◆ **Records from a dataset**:

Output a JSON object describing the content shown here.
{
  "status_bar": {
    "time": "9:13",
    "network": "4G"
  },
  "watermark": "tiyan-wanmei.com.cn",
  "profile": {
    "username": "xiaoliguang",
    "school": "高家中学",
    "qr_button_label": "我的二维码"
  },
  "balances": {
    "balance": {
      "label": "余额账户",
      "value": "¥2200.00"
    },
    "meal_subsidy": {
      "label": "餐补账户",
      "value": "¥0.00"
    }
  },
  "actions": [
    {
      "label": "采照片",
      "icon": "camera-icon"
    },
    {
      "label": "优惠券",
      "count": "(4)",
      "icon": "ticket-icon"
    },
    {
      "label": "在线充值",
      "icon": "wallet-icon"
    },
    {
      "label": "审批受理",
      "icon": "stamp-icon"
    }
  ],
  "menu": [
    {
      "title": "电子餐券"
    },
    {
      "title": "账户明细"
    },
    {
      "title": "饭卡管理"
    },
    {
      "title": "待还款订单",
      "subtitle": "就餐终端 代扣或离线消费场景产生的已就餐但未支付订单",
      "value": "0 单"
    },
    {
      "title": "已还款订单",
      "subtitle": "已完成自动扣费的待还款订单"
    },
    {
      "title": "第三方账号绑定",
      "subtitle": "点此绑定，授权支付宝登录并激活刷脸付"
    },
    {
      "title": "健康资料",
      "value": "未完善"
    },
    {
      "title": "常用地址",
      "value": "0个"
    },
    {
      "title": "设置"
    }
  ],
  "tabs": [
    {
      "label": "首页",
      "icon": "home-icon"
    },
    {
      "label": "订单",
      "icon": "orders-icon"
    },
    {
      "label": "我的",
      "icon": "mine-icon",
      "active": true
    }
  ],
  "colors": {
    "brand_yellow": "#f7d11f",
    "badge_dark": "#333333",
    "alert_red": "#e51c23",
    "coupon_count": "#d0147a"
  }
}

◆ **PROBLEM**: Print the material verbatim, all of it.

◆ **ANSWER FOR THIS EXERCISE**:
Output a JSON object describing the content shown here.
{
  "status_bar": {
    "time": "9:13",
    "network": "4G"
  },
  "watermark": "tiyan-wanmei.com.cn",
  "profile": {
    "username": "xiaoliguang",
    "school": "高家中学",
    "qr_button_label": "我的二维码"
  },
  "balances": {
    "balance": {
      "label": "余额账户",
      "value": "¥2200.00"
    },
    "meal_subsidy": {
      "label": "餐补账户",
      "value": "¥0.00"
    }
  },
  "actions": [
    {
      "label": "采照片",
      "icon": "camera-icon"
    },
    {
      "label": "优惠券",
      "count": "(4)",
      "icon": "ticket-icon"
    },
    {
      "label": "在线充值",
      "icon": "wallet-icon"
    },
    {
      "label": "审批受理",
      "icon": "stamp-icon"
    }
  ],
  "menu": [
    {
      "title": "电子餐券"
    },
    {
      "title": "账户明细"
    },
    {
      "title": "饭卡管理"
    },
    {
      "title": "待还款订单",
      "subtitle": "就餐终端 代扣或离线消费场景产生的已就餐但未支付订单",
      "value": "0 单"
    },
    {
      "title": "已还款订单",
      "subtitle": "已完成自动扣费的待还款订单"
    },
    {
      "title": "第三方账号绑定",
      "subtitle": "点此绑定，授权支付宝登录并激活刷脸付"
    },
    {
      "title": "健康资料",
      "value": "未完善"
    },
    {
      "title": "常用地址",
      "value": "0个"
    },
    {
      "title": "设置"
    }
  ],
  "tabs": [
    {
      "label": "首页",
      "icon": "home-icon"
    },
    {
      "label": "订单",
      "icon": "orders-icon"
    },
    {
      "label": "我的",
      "icon": "mine-icon",
      "active": true
    }
  ],
  "colors": {
    "brand_yellow": "#f7d11f",
    "badge_dark": "#333333",
    "alert_red": "#e51c23",
    "coupon_count": "#d0147a"
  }
}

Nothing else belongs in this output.